** AIM OF THE TASK **
Write out all the entries word for word, but skip any images.

** ENTRIES SUPPLIED **
╔══
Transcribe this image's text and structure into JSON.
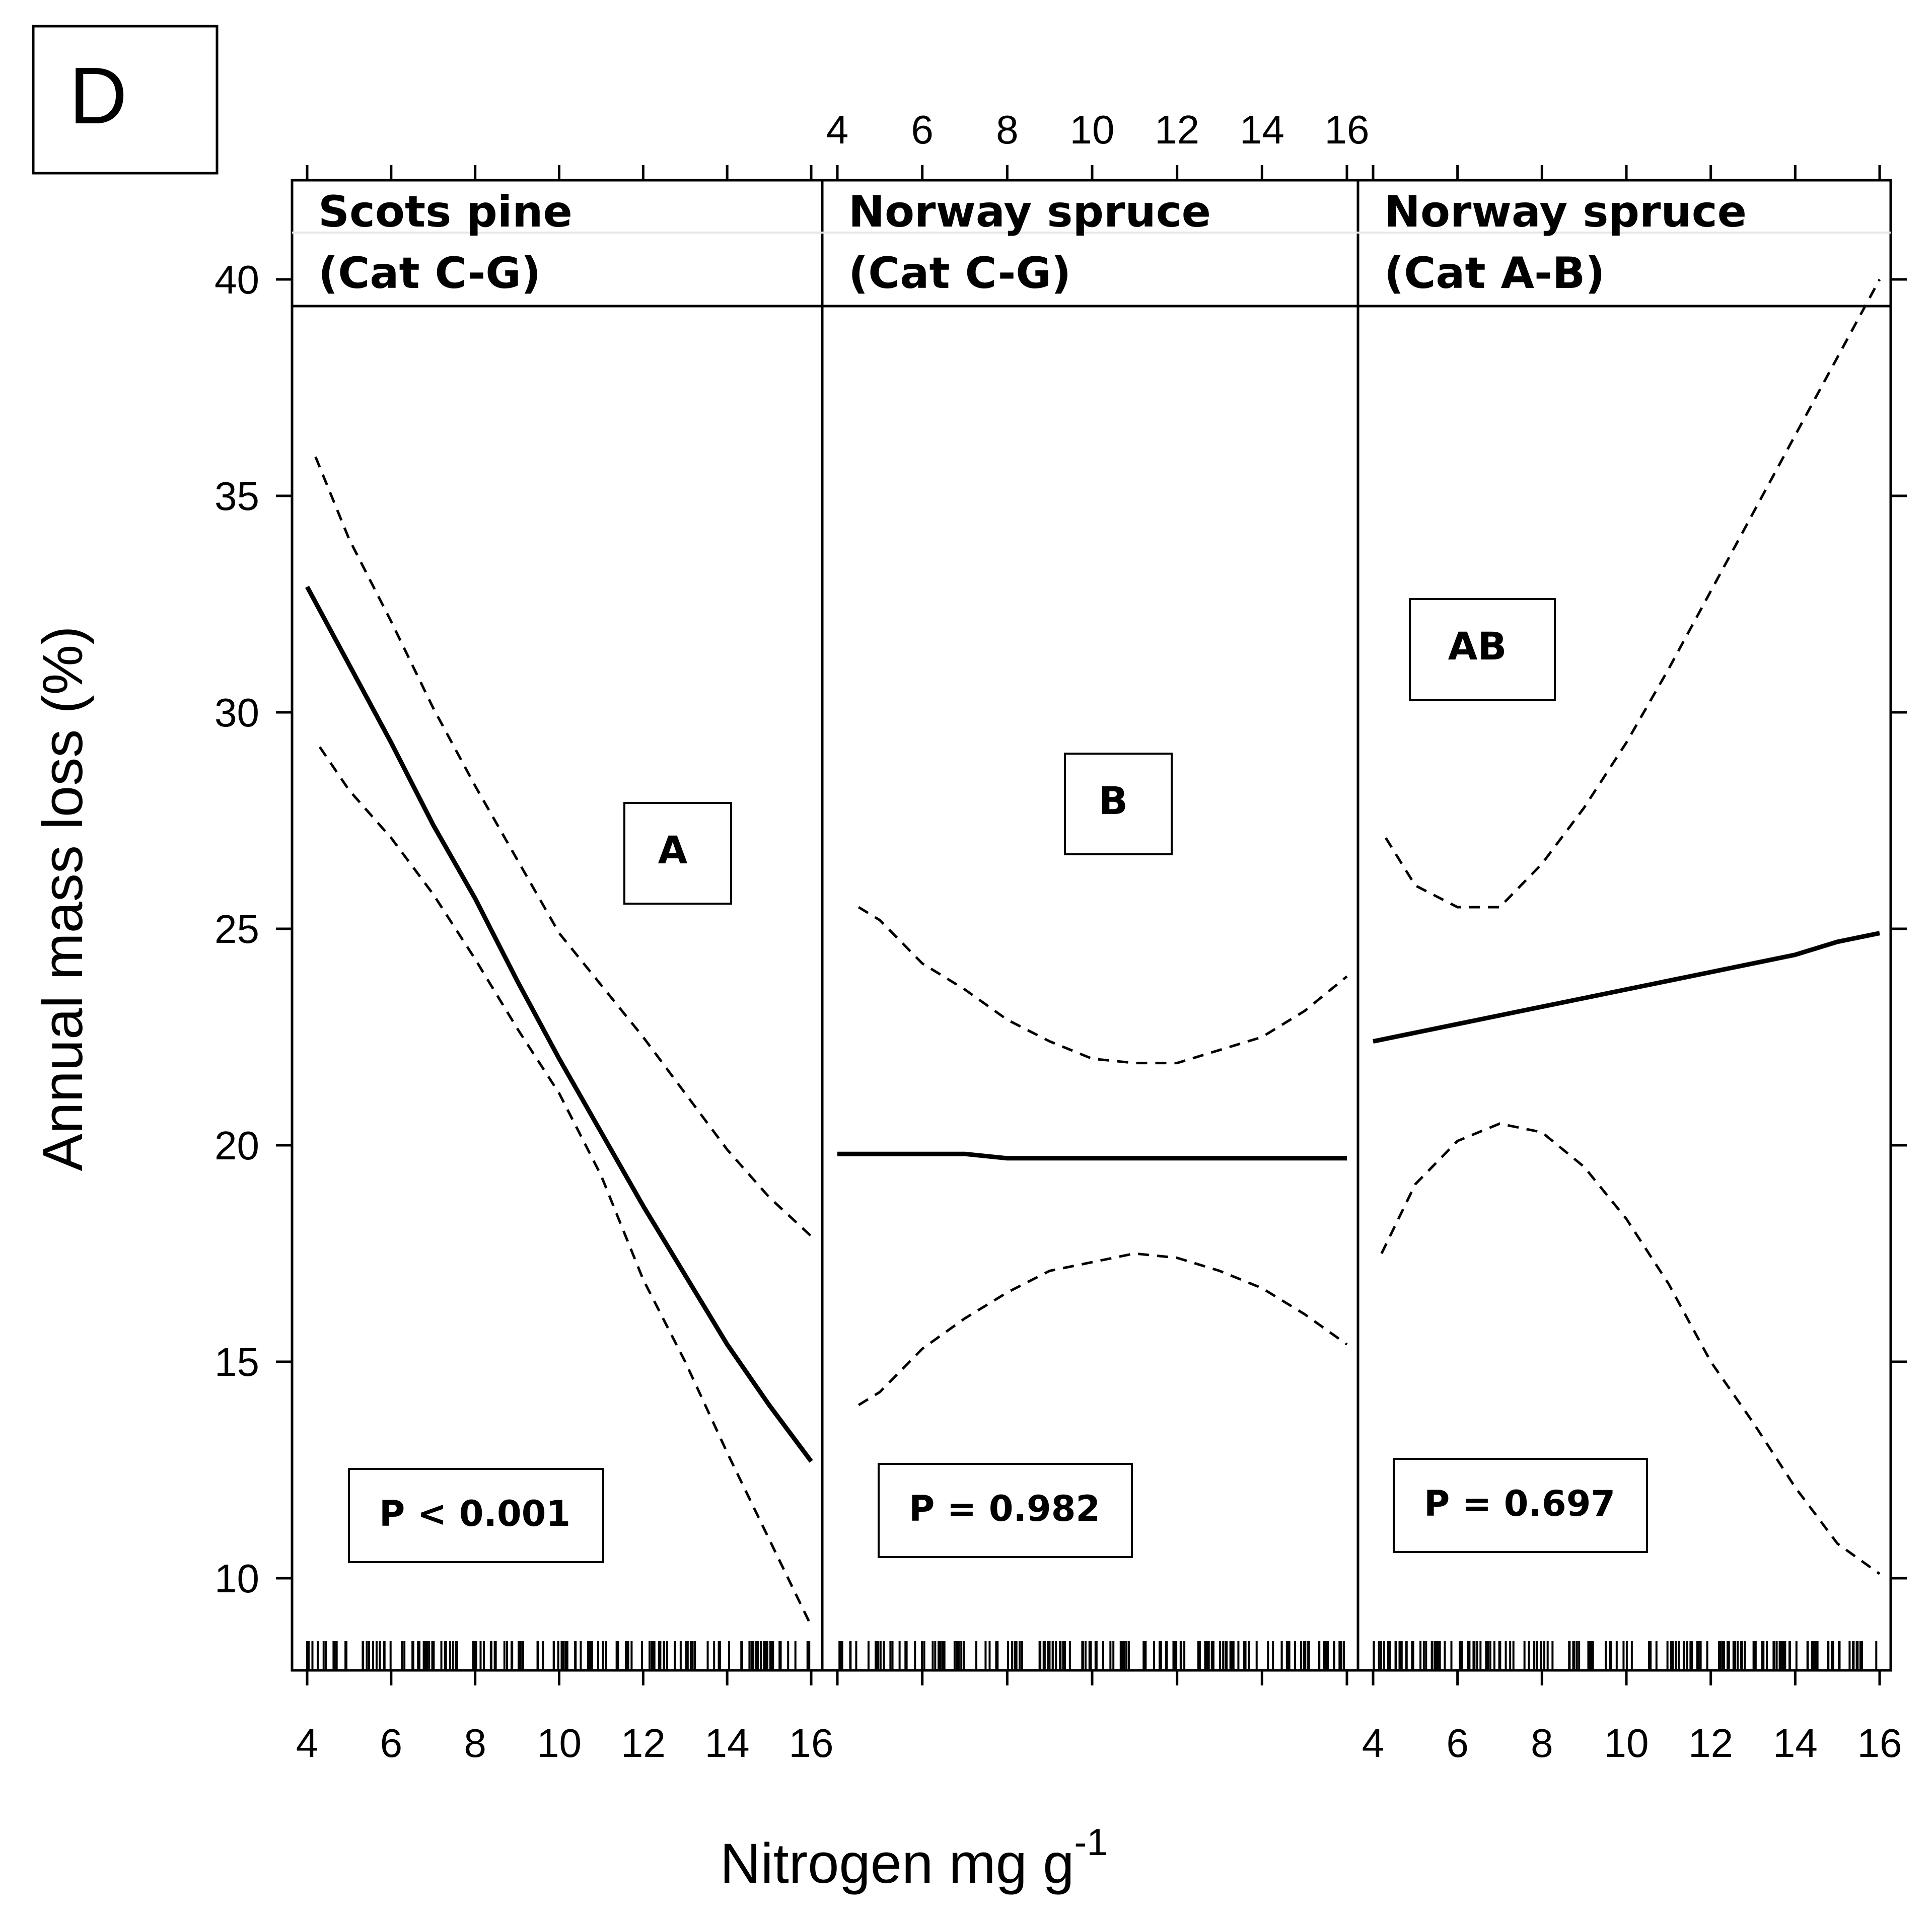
{
  "chart_data": {
    "type": "line",
    "panel_letter": "D",
    "ylabel": "Annual mass loss (%)",
    "xlabel": "Nitrogen mg g",
    "xlabel_superscript": "-1",
    "xlim": [
      3.6,
      16.3
    ],
    "ylim": [
      8,
      42.5
    ],
    "x_ticks": [
      4,
      6,
      8,
      10,
      12,
      14,
      16
    ],
    "y_ticks": [
      10,
      15,
      20,
      25,
      30,
      35,
      40
    ],
    "x_tick_labels": [
      "4",
      "6",
      "8",
      "10",
      "12",
      "14",
      "16"
    ],
    "y_tick_labels": [
      "10",
      "15",
      "20",
      "25",
      "30",
      "35",
      "40"
    ],
    "panels": [
      {
        "strip_line1": "Scots pine",
        "strip_line2": "(Cat C-G)",
        "letter": "A",
        "p_value": "P < 0.001",
        "fit": {
          "x": [
            4,
            5,
            6,
            7,
            8,
            9,
            10,
            11,
            12,
            13,
            14,
            15,
            16
          ],
          "y": [
            32.9,
            31.1,
            29.3,
            27.4,
            25.7,
            23.8,
            22.0,
            20.3,
            18.6,
            17.0,
            15.4,
            14.0,
            12.7
          ]
        },
        "upper": {
          "x": [
            4.2,
            5,
            6,
            7,
            8,
            9,
            10,
            11,
            12,
            13,
            14,
            15,
            16
          ],
          "y": [
            35.9,
            34.0,
            32.1,
            30.1,
            28.3,
            26.6,
            24.9,
            23.7,
            22.5,
            21.2,
            19.9,
            18.8,
            17.9
          ]
        },
        "lower": {
          "x": [
            4.3,
            5,
            6,
            7,
            8,
            9,
            10,
            11,
            12,
            13,
            14,
            15,
            16
          ],
          "y": [
            29.2,
            28.2,
            27.1,
            25.8,
            24.3,
            22.7,
            21.2,
            19.3,
            16.9,
            15.0,
            12.9,
            10.9,
            8.9
          ]
        }
      },
      {
        "strip_line1": "Norway spruce",
        "strip_line2": "(Cat C-G)",
        "letter": "B",
        "p_value": "P = 0.982",
        "fit": {
          "x": [
            4,
            5,
            6,
            7,
            8,
            9,
            10,
            11,
            12,
            13,
            14,
            15,
            16
          ],
          "y": [
            19.8,
            19.8,
            19.8,
            19.8,
            19.7,
            19.7,
            19.7,
            19.7,
            19.7,
            19.7,
            19.7,
            19.7,
            19.7
          ]
        },
        "upper": {
          "x": [
            4.5,
            5,
            6,
            7,
            8,
            9,
            10,
            11,
            12,
            13,
            14,
            15,
            16
          ],
          "y": [
            25.5,
            25.2,
            24.2,
            23.6,
            22.9,
            22.4,
            22.0,
            21.9,
            21.9,
            22.2,
            22.5,
            23.1,
            23.9
          ]
        },
        "lower": {
          "x": [
            4.5,
            5,
            6,
            7,
            8,
            9,
            10,
            11,
            12,
            13,
            14,
            15,
            16
          ],
          "y": [
            14.0,
            14.3,
            15.3,
            16.0,
            16.6,
            17.1,
            17.3,
            17.5,
            17.4,
            17.1,
            16.7,
            16.1,
            15.4
          ]
        }
      },
      {
        "strip_line1": "Norway spruce",
        "strip_line2": "(Cat A-B)",
        "letter": "AB",
        "p_value": "P = 0.697",
        "fit": {
          "x": [
            4,
            5,
            6,
            7,
            8,
            9,
            10,
            11,
            12,
            13,
            14,
            15,
            16
          ],
          "y": [
            22.4,
            22.6,
            22.8,
            23.0,
            23.2,
            23.4,
            23.6,
            23.8,
            24.0,
            24.2,
            24.4,
            24.7,
            24.9
          ]
        },
        "upper": {
          "x": [
            4.3,
            5,
            6,
            7,
            8,
            9,
            10,
            11,
            12,
            13,
            14,
            15,
            16
          ],
          "y": [
            27.1,
            26.0,
            25.5,
            25.5,
            26.5,
            27.8,
            29.3,
            31.0,
            32.8,
            34.6,
            36.4,
            38.2,
            40.0
          ]
        },
        "lower": {
          "x": [
            4.2,
            5,
            6,
            7,
            8,
            9,
            10,
            11,
            12,
            13,
            14,
            15,
            16
          ],
          "y": [
            17.5,
            19.1,
            20.1,
            20.5,
            20.3,
            19.5,
            18.3,
            16.8,
            15.0,
            13.6,
            12.1,
            10.8,
            10.1
          ]
        }
      }
    ]
  }
}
╚══
** RESPONSE TO THIS TASK **
Transcribe this image's text and structure into JSON.
{
  "chart_data": {
    "type": "line",
    "panel_letter": "D",
    "ylabel": "Annual mass loss (%)",
    "xlabel": "Nitrogen mg g",
    "xlabel_superscript": "-1",
    "xlim": [
      3.6,
      16.3
    ],
    "ylim": [
      8,
      42.5
    ],
    "x_ticks": [
      4,
      6,
      8,
      10,
      12,
      14,
      16
    ],
    "y_ticks": [
      10,
      15,
      20,
      25,
      30,
      35,
      40
    ],
    "x_tick_labels": [
      "4",
      "6",
      "8",
      "10",
      "12",
      "14",
      "16"
    ],
    "y_tick_labels": [
      "10",
      "15",
      "20",
      "25",
      "30",
      "35",
      "40"
    ],
    "panels": [
      {
        "strip_line1": "Scots pine",
        "strip_line2": "(Cat C-G)",
        "letter": "A",
        "p_value": "P < 0.001",
        "fit": {
          "x": [
            4,
            5,
            6,
            7,
            8,
            9,
            10,
            11,
            12,
            13,
            14,
            15,
            16
          ],
          "y": [
            32.9,
            31.1,
            29.3,
            27.4,
            25.7,
            23.8,
            22.0,
            20.3,
            18.6,
            17.0,
            15.4,
            14.0,
            12.7
          ]
        },
        "upper": {
          "x": [
            4.2,
            5,
            6,
            7,
            8,
            9,
            10,
            11,
            12,
            13,
            14,
            15,
            16
          ],
          "y": [
            35.9,
            34.0,
            32.1,
            30.1,
            28.3,
            26.6,
            24.9,
            23.7,
            22.5,
            21.2,
            19.9,
            18.8,
            17.9
          ]
        },
        "lower": {
          "x": [
            4.3,
            5,
            6,
            7,
            8,
            9,
            10,
            11,
            12,
            13,
            14,
            15,
            16
          ],
          "y": [
            29.2,
            28.2,
            27.1,
            25.8,
            24.3,
            22.7,
            21.2,
            19.3,
            16.9,
            15.0,
            12.9,
            10.9,
            8.9
          ]
        }
      },
      {
        "strip_line1": "Norway spruce",
        "strip_line2": "(Cat C-G)",
        "letter": "B",
        "p_value": "P = 0.982",
        "fit": {
          "x": [
            4,
            5,
            6,
            7,
            8,
            9,
            10,
            11,
            12,
            13,
            14,
            15,
            16
          ],
          "y": [
            19.8,
            19.8,
            19.8,
            19.8,
            19.7,
            19.7,
            19.7,
            19.7,
            19.7,
            19.7,
            19.7,
            19.7,
            19.7
          ]
        },
        "upper": {
          "x": [
            4.5,
            5,
            6,
            7,
            8,
            9,
            10,
            11,
            12,
            13,
            14,
            15,
            16
          ],
          "y": [
            25.5,
            25.2,
            24.2,
            23.6,
            22.9,
            22.4,
            22.0,
            21.9,
            21.9,
            22.2,
            22.5,
            23.1,
            23.9
          ]
        },
        "lower": {
          "x": [
            4.5,
            5,
            6,
            7,
            8,
            9,
            10,
            11,
            12,
            13,
            14,
            15,
            16
          ],
          "y": [
            14.0,
            14.3,
            15.3,
            16.0,
            16.6,
            17.1,
            17.3,
            17.5,
            17.4,
            17.1,
            16.7,
            16.1,
            15.4
          ]
        }
      },
      {
        "strip_line1": "Norway spruce",
        "strip_line2": "(Cat A-B)",
        "letter": "AB",
        "p_value": "P = 0.697",
        "fit": {
          "x": [
            4,
            5,
            6,
            7,
            8,
            9,
            10,
            11,
            12,
            13,
            14,
            15,
            16
          ],
          "y": [
            22.4,
            22.6,
            22.8,
            23.0,
            23.2,
            23.4,
            23.6,
            23.8,
            24.0,
            24.2,
            24.4,
            24.7,
            24.9
          ]
        },
        "upper": {
          "x": [
            4.3,
            5,
            6,
            7,
            8,
            9,
            10,
            11,
            12,
            13,
            14,
            15,
            16
          ],
          "y": [
            27.1,
            26.0,
            25.5,
            25.5,
            26.5,
            27.8,
            29.3,
            31.0,
            32.8,
            34.6,
            36.4,
            38.2,
            40.0
          ]
        },
        "lower": {
          "x": [
            4.2,
            5,
            6,
            7,
            8,
            9,
            10,
            11,
            12,
            13,
            14,
            15,
            16
          ],
          "y": [
            17.5,
            19.1,
            20.1,
            20.5,
            20.3,
            19.5,
            18.3,
            16.8,
            15.0,
            13.6,
            12.1,
            10.8,
            10.1
          ]
        }
      }
    ]
  }
}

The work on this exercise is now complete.